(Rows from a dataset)
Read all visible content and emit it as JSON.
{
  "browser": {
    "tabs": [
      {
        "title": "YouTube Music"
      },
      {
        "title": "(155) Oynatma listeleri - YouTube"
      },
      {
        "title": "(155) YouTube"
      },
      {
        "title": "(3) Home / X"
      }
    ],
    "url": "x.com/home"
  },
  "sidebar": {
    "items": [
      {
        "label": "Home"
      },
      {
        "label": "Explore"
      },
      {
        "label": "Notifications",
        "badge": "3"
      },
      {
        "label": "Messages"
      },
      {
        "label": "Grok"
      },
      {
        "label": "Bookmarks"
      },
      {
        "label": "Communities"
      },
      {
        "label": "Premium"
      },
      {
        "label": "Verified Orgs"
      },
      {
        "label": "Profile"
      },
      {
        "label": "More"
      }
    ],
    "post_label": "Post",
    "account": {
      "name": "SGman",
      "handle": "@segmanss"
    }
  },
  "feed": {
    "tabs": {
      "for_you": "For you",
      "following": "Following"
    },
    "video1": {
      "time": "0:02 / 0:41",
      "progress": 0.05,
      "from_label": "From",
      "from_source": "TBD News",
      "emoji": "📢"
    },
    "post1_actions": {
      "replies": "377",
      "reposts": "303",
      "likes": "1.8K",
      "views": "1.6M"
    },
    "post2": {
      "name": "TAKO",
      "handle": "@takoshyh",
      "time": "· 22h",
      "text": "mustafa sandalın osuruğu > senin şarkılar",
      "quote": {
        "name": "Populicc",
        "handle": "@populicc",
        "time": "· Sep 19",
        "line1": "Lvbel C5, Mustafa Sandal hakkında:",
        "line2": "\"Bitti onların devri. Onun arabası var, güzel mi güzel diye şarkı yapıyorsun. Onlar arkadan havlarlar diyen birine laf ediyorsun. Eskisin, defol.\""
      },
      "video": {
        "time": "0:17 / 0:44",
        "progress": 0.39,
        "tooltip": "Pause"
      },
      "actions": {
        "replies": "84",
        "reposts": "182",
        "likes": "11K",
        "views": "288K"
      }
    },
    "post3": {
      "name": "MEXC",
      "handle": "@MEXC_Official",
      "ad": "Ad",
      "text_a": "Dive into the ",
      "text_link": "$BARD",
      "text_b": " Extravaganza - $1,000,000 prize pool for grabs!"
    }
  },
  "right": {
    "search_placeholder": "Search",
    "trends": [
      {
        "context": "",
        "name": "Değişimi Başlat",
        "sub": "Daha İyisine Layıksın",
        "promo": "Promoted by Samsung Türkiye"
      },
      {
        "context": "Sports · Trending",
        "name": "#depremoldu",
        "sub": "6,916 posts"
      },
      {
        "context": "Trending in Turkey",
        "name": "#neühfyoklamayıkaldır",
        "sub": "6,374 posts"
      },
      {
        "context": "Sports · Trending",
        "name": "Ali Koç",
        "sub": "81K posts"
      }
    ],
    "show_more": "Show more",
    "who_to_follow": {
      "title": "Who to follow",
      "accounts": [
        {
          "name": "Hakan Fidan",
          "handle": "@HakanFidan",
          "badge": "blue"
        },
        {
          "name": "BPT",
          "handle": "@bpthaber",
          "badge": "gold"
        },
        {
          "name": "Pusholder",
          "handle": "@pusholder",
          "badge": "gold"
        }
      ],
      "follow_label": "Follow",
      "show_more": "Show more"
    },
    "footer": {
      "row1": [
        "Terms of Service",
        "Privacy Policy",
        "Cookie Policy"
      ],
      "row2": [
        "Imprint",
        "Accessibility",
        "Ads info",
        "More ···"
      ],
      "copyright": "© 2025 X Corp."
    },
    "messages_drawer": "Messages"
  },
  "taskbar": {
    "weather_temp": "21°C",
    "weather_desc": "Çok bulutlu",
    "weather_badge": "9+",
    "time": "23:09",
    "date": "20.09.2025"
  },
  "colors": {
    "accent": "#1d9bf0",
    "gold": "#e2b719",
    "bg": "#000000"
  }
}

#### Exercise
Pull out every line above that holds the word "Messages".

#### Result for this exercise
        "label": "Messages"
    "messages_drawer": "Messages"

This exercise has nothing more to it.